◆ **Given exercise**:
All records must be quoted exactly. Omit the pictures.
━━━ Records provided
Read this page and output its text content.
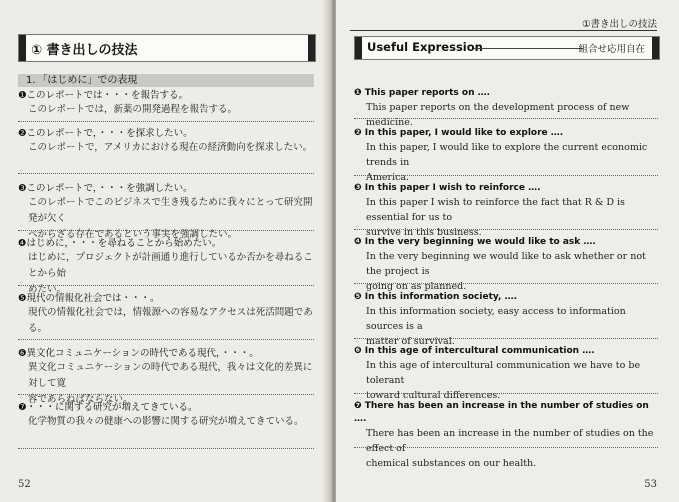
① 書き出しの技法
1．「はじめに」での表現
❶このレポートでは・・・を報告する。
このレポートでは，新薬の開発過程を報告する。
❷このレポートで，・・・を探求したい。
このレポートで，アメリカにおける現在の経済動向を探求したい。
❸このレポートで，・・・を強調したい。
このレポートでこのビジネスで生き残るために我々にとって研究開発が欠く
べからざる存在であるという事実を強調したい。
❹はじめに，・・・を尋ねることから始めたい。
はじめに，プロジェクトが計画通り進行しているか否かを尋ねることから始
めたい。
❺現代の情報化社会では・・・。
現代の情報化社会では，情報源への容易なアクセスは死活問題である。
❻異文化コミュニケーションの時代である現代，・・・。
異文化コミュニケーションの時代である現代，我々は文化的差異に対して寛
容であらねばならない。
❼・・・に関する研究が増えてきている。
化学物質の我々の健康への影響に関する研究が増えてきている。
52
①書き出しの技法
Useful Expression	組合せ応用自在
❶ This paper reports on ….
This paper reports on the development process of new medicine.
❷ In this paper, I would like to explore ….
In this paper, I would like to explore the current economic trends in
America.
❸ In this paper I wish to reinforce ….
In this paper I wish to reinforce the fact that R & D is essential for us to
survive in this business.
❹ In the very beginning we would like to ask ….
In the very beginning we would like to ask whether or not the project is
going on as planned.
❺ In this information society, ….
In this information society, easy access to information sources is a
matter of survival.
❻ In this age of intercultural communication ….
In this age of intercultural communication we have to be tolerant
toward cultural differences.
❼ There has been an increase in the number of studies on ….
There has been an increase in the number of studies on the effect of
chemical substances on our health.
53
━━━━━━
◆ **Full solution**:
Read this page and output its text content.
① 書き出しの技法
1．「はじめに」での表現
❶このレポートでは・・・を報告する。
このレポートでは，新薬の開発過程を報告する。
❷このレポートで，・・・を探求したい。
このレポートで，アメリカにおける現在の経済動向を探求したい。
❸このレポートで，・・・を強調したい。
このレポートでこのビジネスで生き残るために我々にとって研究開発が欠く
べからざる存在であるという事実を強調したい。
❹はじめに，・・・を尋ねることから始めたい。
はじめに，プロジェクトが計画通り進行しているか否かを尋ねることから始
めたい。
❺現代の情報化社会では・・・。
現代の情報化社会では，情報源への容易なアクセスは死活問題である。
❻異文化コミュニケーションの時代である現代，・・・。
異文化コミュニケーションの時代である現代，我々は文化的差異に対して寛
容であらねばならない。
❼・・・に関する研究が増えてきている。
化学物質の我々の健康への影響に関する研究が増えてきている。
52
①書き出しの技法
Useful Expression	組合せ応用自在
❶ This paper reports on ….
This paper reports on the development process of new medicine.
❷ In this paper, I would like to explore ….
In this paper, I would like to explore the current economic trends in
America.
❸ In this paper I wish to reinforce ….
In this paper I wish to reinforce the fact that R & D is essential for us to
survive in this business.
❹ In the very beginning we would like to ask ….
In the very beginning we would like to ask whether or not the project is
going on as planned.
❺ In this information society, ….
In this information society, easy access to information sources is a
matter of survival.
❻ In this age of intercultural communication ….
In this age of intercultural communication we have to be tolerant
toward cultural differences.
❼ There has been an increase in the number of studies on ….
There has been an increase in the number of studies on the effect of
chemical substances on our health.
53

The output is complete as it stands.